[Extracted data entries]
-=-=-=-=-
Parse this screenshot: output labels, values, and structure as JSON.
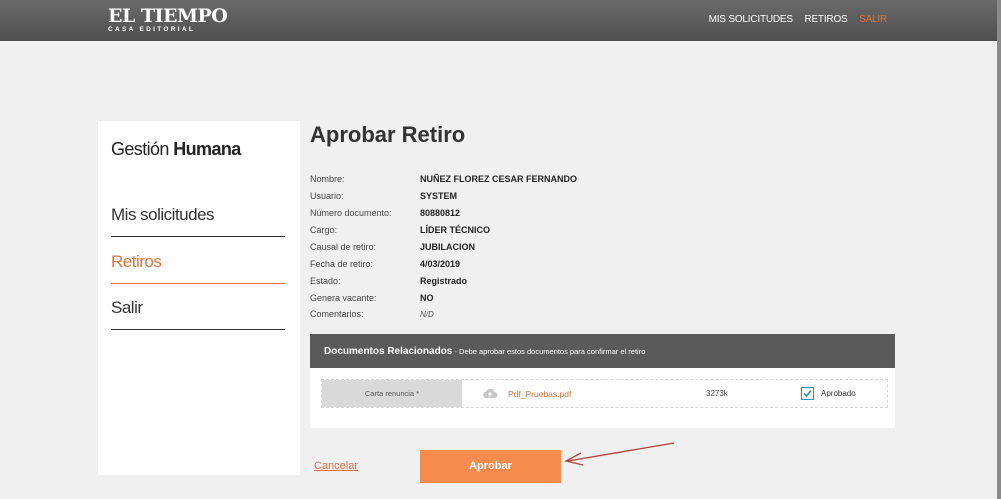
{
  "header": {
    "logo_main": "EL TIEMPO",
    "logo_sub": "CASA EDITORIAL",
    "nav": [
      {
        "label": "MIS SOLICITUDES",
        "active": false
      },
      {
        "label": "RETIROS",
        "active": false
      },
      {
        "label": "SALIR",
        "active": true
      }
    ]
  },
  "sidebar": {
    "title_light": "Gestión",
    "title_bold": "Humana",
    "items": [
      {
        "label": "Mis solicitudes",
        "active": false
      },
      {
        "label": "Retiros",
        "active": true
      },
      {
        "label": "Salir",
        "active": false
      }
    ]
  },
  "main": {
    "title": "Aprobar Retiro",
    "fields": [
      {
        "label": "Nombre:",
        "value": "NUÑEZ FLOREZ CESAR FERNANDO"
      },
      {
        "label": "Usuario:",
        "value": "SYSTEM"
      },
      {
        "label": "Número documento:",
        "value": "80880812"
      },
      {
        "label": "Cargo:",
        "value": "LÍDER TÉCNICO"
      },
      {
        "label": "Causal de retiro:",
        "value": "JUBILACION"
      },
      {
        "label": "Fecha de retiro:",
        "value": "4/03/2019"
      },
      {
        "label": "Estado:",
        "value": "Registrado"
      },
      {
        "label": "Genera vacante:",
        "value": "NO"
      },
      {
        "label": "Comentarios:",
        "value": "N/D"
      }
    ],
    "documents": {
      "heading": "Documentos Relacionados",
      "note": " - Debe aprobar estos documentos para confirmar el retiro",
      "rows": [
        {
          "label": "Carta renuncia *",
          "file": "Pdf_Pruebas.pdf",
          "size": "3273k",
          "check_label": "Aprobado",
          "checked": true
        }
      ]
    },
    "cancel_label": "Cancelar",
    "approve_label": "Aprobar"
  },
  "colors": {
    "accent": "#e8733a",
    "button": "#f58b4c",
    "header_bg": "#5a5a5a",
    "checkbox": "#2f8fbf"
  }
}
-=-=-=-=-
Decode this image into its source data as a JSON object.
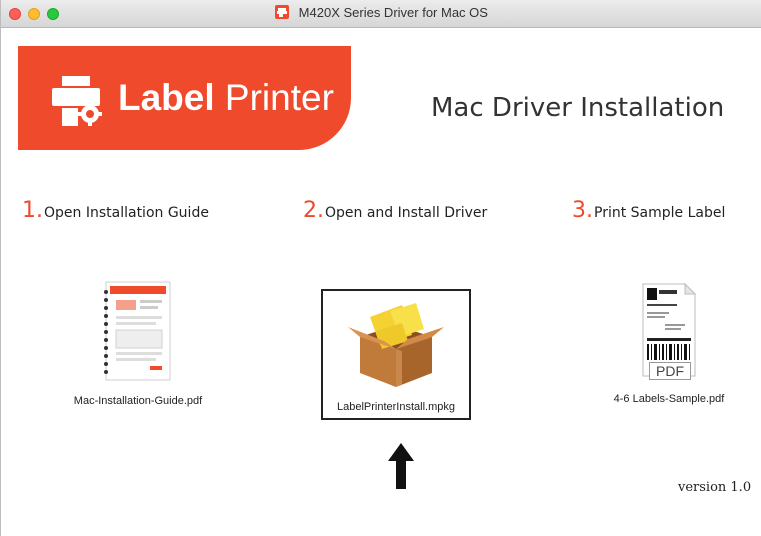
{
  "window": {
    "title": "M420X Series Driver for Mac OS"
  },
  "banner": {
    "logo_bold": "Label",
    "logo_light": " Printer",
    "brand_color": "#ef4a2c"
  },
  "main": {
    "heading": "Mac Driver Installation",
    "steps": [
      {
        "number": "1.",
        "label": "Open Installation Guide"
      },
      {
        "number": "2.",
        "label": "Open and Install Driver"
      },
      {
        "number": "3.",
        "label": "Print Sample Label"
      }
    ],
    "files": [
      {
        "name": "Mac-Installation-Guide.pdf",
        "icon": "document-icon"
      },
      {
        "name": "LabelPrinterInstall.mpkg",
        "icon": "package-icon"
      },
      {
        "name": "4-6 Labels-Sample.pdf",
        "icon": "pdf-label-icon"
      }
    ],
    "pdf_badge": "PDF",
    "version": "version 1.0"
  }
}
-=-=-=-=-
● **TASK INSTRUCTIONS**: Across all the entries, count the lines that contain the word "Driver" and give the number by itself.

● **COMPLETED EXERCISE**: 3